» **Challenge**:
The data below is to be returned in full and exactly.

» **Rows**:
######

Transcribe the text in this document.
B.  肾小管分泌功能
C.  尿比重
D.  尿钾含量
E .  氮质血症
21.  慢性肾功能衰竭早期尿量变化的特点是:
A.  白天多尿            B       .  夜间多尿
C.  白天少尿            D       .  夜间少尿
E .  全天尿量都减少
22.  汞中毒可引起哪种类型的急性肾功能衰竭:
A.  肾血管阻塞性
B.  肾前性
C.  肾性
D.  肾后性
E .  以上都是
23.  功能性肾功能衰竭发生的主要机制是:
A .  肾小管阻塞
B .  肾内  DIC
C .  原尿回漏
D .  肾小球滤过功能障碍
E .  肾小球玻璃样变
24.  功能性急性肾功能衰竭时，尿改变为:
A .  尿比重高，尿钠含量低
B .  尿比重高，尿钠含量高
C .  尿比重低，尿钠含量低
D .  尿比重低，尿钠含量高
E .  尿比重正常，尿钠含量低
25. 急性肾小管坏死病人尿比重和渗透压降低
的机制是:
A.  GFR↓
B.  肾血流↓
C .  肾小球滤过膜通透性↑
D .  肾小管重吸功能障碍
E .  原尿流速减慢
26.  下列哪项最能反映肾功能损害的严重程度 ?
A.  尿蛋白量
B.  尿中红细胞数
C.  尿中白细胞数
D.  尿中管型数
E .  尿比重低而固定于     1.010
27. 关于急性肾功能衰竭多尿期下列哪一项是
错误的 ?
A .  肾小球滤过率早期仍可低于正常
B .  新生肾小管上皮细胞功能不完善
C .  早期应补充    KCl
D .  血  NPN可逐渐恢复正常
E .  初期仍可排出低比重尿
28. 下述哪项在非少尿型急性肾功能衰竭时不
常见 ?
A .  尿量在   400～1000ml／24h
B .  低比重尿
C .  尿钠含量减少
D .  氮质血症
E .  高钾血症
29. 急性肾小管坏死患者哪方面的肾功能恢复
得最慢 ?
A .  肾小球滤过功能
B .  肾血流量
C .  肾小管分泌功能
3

######

» **Solution to the exercise**:
Transcribe the text in this document.
B.  肾小管分泌功能
C.  尿比重
D.  尿钾含量
E .  氮质血症
21.  慢性肾功能衰竭早期尿量变化的特点是:
A.  白天多尿            B       .  夜间多尿
C.  白天少尿            D       .  夜间少尿
E .  全天尿量都减少
22.  汞中毒可引起哪种类型的急性肾功能衰竭:
A.  肾血管阻塞性
B.  肾前性
C.  肾性
D.  肾后性
E .  以上都是
23.  功能性肾功能衰竭发生的主要机制是:
A .  肾小管阻塞
B .  肾内  DIC
C .  原尿回漏
D .  肾小球滤过功能障碍
E .  肾小球玻璃样变
24.  功能性急性肾功能衰竭时，尿改变为:
A .  尿比重高，尿钠含量低
B .  尿比重高，尿钠含量高
C .  尿比重低，尿钠含量低
D .  尿比重低，尿钠含量高
E .  尿比重正常，尿钠含量低
25. 急性肾小管坏死病人尿比重和渗透压降低
的机制是:
A.  GFR↓
B.  肾血流↓
C .  肾小球滤过膜通透性↑
D .  肾小管重吸功能障碍
E .  原尿流速减慢
26.  下列哪项最能反映肾功能损害的严重程度 ?
A.  尿蛋白量
B.  尿中红细胞数
C.  尿中白细胞数
D.  尿中管型数
E .  尿比重低而固定于     1.010
27. 关于急性肾功能衰竭多尿期下列哪一项是
错误的 ?
A .  肾小球滤过率早期仍可低于正常
B .  新生肾小管上皮细胞功能不完善
C .  早期应补充    KCl
D .  血  NPN可逐渐恢复正常
E .  初期仍可排出低比重尿
28. 下述哪项在非少尿型急性肾功能衰竭时不
常见 ?
A .  尿量在   400～1000ml／24h
B .  低比重尿
C .  尿钠含量减少
D .  氮质血症
E .  高钾血症
29. 急性肾小管坏死患者哪方面的肾功能恢复
得最慢 ?
A .  肾小球滤过功能
B .  肾血流量
C .  肾小管分泌功能
3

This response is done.